Requirement
Select every line holding the word "name" and copy it.
····················
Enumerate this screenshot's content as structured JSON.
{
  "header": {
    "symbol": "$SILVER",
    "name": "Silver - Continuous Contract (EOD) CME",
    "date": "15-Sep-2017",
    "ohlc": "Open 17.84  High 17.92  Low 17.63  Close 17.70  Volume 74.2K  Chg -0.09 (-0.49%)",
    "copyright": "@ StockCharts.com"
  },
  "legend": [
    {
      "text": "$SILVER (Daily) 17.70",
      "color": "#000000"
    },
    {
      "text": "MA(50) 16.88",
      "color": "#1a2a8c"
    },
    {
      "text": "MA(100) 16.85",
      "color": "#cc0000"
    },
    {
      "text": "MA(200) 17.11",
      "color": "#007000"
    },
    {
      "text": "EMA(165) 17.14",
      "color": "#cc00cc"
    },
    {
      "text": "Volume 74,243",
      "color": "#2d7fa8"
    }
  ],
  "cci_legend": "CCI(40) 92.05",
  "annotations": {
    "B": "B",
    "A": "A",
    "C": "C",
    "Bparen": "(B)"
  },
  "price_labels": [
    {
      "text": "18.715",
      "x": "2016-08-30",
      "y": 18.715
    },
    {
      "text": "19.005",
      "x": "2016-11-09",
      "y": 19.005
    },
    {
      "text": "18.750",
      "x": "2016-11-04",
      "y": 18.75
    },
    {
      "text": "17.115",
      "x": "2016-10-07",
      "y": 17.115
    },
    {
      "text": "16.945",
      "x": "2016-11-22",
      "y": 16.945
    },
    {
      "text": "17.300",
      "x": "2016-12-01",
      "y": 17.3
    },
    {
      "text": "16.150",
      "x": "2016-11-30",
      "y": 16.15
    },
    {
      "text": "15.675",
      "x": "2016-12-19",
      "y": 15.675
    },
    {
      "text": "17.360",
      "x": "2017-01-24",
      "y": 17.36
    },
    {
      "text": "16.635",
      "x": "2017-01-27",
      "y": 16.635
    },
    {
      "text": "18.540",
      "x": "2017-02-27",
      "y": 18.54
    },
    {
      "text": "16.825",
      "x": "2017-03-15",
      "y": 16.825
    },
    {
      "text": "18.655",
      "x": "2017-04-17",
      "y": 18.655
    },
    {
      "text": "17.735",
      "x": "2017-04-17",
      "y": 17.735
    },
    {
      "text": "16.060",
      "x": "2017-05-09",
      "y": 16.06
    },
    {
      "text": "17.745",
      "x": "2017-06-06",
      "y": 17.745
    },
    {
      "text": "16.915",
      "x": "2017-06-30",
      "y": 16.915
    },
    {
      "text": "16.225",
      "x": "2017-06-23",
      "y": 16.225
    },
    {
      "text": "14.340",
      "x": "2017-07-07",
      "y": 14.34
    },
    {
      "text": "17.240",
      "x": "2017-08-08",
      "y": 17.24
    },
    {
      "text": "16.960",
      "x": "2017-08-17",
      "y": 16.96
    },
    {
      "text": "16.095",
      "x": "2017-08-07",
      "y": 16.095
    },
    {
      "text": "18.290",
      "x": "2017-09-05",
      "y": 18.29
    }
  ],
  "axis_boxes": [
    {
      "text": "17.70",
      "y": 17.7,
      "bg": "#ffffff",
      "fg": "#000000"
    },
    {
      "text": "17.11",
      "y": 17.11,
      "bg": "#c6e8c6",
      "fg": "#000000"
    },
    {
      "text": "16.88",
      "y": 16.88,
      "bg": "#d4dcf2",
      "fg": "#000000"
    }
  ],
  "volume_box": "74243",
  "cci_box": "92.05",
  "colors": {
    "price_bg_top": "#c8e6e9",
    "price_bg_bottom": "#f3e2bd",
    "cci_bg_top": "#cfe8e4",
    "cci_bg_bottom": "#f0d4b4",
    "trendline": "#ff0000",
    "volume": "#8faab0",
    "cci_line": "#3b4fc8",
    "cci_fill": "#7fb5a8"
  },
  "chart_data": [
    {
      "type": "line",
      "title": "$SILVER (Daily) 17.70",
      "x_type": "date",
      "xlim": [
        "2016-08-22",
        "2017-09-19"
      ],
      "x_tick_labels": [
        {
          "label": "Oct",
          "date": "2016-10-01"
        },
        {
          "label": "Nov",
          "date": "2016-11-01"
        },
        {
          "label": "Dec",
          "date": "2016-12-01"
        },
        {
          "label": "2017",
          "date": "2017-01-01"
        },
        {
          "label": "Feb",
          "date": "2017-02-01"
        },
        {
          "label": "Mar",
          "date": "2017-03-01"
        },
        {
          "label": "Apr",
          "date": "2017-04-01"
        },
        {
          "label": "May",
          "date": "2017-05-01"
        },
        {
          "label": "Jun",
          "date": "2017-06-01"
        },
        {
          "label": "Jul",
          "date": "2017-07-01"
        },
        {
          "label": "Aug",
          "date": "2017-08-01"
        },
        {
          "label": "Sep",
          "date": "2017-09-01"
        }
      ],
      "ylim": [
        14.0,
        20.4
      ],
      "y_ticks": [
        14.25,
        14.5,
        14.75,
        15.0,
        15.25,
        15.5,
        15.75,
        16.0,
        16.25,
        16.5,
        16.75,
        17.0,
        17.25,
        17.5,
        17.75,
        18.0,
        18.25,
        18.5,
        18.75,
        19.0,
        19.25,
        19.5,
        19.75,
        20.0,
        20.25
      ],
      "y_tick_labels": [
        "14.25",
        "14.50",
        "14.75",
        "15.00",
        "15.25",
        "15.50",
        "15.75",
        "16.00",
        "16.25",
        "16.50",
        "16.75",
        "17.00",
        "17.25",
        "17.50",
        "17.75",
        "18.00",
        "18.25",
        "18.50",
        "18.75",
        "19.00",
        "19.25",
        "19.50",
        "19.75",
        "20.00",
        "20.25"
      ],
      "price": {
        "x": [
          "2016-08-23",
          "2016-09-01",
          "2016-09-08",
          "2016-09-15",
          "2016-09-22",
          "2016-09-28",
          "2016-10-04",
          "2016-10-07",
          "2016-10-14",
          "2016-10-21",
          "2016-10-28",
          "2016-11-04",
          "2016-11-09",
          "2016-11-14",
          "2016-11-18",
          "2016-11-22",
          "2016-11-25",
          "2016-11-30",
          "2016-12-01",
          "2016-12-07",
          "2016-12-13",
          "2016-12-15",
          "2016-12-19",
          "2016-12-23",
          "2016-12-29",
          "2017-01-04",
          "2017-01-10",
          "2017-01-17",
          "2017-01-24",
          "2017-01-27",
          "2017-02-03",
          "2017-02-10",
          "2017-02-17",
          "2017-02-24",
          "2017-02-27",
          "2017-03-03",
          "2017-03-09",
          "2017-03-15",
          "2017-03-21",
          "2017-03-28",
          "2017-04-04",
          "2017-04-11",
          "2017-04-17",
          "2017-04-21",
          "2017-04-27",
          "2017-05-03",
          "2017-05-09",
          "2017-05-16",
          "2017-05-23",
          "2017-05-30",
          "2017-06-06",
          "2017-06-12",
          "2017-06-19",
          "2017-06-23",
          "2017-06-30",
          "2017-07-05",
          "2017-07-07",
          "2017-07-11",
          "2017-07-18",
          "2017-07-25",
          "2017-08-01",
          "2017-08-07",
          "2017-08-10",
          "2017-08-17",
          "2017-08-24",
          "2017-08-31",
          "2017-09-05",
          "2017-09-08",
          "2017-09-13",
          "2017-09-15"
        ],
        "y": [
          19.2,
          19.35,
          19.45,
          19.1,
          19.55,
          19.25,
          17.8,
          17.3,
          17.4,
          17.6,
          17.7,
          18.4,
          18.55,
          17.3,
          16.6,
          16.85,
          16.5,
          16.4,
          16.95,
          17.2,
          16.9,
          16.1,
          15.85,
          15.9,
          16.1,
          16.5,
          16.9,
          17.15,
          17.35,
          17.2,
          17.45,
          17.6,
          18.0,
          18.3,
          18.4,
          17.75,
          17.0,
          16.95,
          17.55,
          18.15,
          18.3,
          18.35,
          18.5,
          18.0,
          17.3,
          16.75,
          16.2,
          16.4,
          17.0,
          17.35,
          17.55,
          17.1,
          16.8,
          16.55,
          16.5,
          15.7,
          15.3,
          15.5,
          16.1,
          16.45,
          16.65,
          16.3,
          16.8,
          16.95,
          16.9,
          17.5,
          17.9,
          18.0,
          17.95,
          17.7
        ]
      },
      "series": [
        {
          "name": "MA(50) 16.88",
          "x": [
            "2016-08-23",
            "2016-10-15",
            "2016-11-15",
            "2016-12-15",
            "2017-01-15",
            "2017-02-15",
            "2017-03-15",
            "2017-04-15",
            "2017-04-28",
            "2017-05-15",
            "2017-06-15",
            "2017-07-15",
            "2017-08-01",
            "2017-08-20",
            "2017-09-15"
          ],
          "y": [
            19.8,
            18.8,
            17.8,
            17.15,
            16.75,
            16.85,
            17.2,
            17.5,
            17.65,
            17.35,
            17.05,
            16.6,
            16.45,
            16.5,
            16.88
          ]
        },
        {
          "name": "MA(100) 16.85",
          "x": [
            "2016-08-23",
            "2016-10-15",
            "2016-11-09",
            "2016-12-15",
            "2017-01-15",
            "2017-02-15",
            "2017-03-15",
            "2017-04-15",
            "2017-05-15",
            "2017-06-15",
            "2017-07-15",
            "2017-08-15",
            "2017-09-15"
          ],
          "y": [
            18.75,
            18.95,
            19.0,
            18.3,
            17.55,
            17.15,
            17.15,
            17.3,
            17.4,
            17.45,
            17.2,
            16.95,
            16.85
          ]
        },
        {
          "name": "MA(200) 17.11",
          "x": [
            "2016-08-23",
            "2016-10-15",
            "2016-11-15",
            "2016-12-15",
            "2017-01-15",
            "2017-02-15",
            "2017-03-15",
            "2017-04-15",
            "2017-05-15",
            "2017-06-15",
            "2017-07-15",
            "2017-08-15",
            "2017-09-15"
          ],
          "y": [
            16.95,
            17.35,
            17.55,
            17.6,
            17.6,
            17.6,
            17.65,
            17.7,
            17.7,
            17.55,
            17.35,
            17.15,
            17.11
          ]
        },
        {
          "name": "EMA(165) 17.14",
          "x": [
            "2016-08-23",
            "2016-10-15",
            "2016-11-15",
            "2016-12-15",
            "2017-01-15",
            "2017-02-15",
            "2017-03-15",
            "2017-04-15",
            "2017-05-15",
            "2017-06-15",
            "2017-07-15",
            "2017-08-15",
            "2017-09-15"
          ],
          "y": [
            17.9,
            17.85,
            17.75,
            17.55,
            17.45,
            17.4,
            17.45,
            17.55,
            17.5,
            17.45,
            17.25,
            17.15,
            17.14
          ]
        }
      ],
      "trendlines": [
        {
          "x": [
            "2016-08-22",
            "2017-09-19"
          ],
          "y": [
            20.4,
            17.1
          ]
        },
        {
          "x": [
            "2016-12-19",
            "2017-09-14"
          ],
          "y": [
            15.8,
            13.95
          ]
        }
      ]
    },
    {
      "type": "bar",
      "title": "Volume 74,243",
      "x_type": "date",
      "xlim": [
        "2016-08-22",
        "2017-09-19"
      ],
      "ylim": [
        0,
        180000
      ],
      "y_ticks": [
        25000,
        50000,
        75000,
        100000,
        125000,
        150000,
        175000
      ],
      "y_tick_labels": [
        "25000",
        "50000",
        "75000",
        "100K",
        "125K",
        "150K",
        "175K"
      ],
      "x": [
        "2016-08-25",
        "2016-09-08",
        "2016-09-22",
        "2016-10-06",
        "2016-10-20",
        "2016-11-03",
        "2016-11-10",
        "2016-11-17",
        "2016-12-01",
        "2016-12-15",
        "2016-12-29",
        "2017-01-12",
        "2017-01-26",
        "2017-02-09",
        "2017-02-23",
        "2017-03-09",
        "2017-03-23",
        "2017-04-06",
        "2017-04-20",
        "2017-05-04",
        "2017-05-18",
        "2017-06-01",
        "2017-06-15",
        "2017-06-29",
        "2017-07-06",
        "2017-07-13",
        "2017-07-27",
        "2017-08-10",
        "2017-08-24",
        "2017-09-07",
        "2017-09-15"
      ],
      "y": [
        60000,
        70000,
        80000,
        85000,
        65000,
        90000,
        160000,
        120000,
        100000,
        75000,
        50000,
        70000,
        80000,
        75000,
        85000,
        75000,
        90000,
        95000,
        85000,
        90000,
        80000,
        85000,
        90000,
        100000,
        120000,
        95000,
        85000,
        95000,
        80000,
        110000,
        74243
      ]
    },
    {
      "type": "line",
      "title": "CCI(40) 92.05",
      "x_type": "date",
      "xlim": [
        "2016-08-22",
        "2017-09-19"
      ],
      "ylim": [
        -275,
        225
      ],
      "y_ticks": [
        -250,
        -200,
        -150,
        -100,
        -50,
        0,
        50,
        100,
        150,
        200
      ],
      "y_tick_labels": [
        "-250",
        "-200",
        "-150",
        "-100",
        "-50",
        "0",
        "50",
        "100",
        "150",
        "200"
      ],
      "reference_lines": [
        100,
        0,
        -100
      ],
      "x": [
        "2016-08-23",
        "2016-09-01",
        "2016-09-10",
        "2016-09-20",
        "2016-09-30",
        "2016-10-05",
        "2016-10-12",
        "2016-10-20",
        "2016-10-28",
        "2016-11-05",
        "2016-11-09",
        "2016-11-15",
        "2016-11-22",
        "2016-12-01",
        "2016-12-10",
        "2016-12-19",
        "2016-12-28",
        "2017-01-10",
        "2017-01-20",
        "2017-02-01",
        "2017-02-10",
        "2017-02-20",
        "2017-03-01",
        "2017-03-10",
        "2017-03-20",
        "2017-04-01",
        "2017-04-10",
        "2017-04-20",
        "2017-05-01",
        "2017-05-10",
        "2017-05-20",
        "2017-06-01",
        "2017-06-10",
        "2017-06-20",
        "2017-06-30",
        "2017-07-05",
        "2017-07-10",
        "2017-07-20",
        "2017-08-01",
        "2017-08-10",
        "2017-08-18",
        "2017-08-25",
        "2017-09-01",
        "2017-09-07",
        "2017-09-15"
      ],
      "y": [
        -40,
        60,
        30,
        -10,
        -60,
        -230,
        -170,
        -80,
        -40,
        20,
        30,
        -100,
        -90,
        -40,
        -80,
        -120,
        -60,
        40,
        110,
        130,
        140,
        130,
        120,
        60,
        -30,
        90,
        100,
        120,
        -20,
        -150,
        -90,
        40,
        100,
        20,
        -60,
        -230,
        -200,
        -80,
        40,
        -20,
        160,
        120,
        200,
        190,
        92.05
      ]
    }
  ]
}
····················
Answer
    "name": "Silver - Continuous Contract (EOD) CME",
          "name": "MA(50) 16.88",
          "name": "MA(100) 16.85",
          "name": "MA(200) 17.11",
          "name": "EMA(165) 17.14",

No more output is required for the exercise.